* _STATED TASK_
Below is the data. Give it again, complete and exact.

-- START OF MATERIAL SHOWN --

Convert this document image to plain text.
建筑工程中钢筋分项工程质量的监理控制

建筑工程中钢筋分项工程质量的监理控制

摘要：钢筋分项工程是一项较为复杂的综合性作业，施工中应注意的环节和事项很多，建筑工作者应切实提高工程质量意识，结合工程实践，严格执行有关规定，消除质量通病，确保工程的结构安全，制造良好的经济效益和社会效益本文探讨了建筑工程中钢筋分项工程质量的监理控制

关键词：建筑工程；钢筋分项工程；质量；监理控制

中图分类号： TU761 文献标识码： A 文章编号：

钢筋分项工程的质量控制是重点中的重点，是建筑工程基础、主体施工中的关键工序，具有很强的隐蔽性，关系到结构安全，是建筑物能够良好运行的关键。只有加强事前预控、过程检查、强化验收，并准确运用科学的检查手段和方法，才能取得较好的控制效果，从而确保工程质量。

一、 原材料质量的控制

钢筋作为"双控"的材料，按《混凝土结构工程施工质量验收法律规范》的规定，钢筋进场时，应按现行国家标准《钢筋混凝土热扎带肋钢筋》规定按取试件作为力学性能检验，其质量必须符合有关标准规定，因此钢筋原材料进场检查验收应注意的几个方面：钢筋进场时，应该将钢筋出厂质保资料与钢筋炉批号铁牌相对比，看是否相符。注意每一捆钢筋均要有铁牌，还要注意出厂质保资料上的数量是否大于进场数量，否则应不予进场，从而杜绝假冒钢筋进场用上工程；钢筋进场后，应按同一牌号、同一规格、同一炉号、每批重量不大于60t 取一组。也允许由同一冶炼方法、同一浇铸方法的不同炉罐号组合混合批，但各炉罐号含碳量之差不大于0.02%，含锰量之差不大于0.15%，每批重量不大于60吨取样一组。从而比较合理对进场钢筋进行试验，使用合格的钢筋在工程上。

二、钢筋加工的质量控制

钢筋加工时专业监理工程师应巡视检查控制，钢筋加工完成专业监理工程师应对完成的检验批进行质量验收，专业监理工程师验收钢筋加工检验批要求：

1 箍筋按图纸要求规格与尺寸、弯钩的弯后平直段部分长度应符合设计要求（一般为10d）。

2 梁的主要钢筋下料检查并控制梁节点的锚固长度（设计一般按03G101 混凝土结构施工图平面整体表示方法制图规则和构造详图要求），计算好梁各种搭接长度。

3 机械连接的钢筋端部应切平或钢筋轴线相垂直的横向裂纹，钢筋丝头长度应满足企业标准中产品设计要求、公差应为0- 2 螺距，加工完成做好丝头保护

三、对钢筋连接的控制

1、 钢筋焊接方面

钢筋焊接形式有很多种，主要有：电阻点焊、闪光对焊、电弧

-- END OF MATERIAL SHOWN --

* _ANSWER TO THIS PROBLEM_
Convert this document image to plain text.
建筑工程中钢筋分项工程质量的监理控制

建筑工程中钢筋分项工程质量的监理控制

摘要：钢筋分项工程是一项较为复杂的综合性作业，施工中应注意的环节和事项很多，建筑工作者应切实提高工程质量意识，结合工程实践，严格执行有关规定，消除质量通病，确保工程的结构安全，制造良好的经济效益和社会效益本文探讨了建筑工程中钢筋分项工程质量的监理控制

关键词：建筑工程；钢筋分项工程；质量；监理控制

中图分类号： TU761 文献标识码： A 文章编号：

钢筋分项工程的质量控制是重点中的重点，是建筑工程基础、主体施工中的关键工序，具有很强的隐蔽性，关系到结构安全，是建筑物能够良好运行的关键。只有加强事前预控、过程检查、强化验收，并准确运用科学的检查手段和方法，才能取得较好的控制效果，从而确保工程质量。

一、 原材料质量的控制

钢筋作为"双控"的材料，按《混凝土结构工程施工质量验收法律规范》的规定，钢筋进场时，应按现行国家标准《钢筋混凝土热扎带肋钢筋》规定按取试件作为力学性能检验，其质量必须符合有关标准规定，因此钢筋原材料进场检查验收应注意的几个方面：钢筋进场时，应该将钢筋出厂质保资料与钢筋炉批号铁牌相对比，看是否相符。注意每一捆钢筋均要有铁牌，还要注意出厂质保资料上的数量是否大于进场数量，否则应不予进场，从而杜绝假冒钢筋进场用上工程；钢筋进场后，应按同一牌号、同一规格、同一炉号、每批重量不大于60t 取一组。也允许由同一冶炼方法、同一浇铸方法的不同炉罐号组合混合批，但各炉罐号含碳量之差不大于0.02%，含锰量之差不大于0.15%，每批重量不大于60吨取样一组。从而比较合理对进场钢筋进行试验，使用合格的钢筋在工程上。

二、钢筋加工的质量控制

钢筋加工时专业监理工程师应巡视检查控制，钢筋加工完成专业监理工程师应对完成的检验批进行质量验收，专业监理工程师验收钢筋加工检验批要求：

1 箍筋按图纸要求规格与尺寸、弯钩的弯后平直段部分长度应符合设计要求（一般为10d）。

2 梁的主要钢筋下料检查并控制梁节点的锚固长度（设计一般按03G101 混凝土结构施工图平面整体表示方法制图规则和构造详图要求），计算好梁各种搭接长度。

3 机械连接的钢筋端部应切平或钢筋轴线相垂直的横向裂纹，钢筋丝头长度应满足企业标准中产品设计要求、公差应为0- 2 螺距，加工完成做好丝头保护

三、对钢筋连接的控制

1、 钢筋焊接方面

钢筋焊接形式有很多种，主要有：电阻点焊、闪光对焊、电弧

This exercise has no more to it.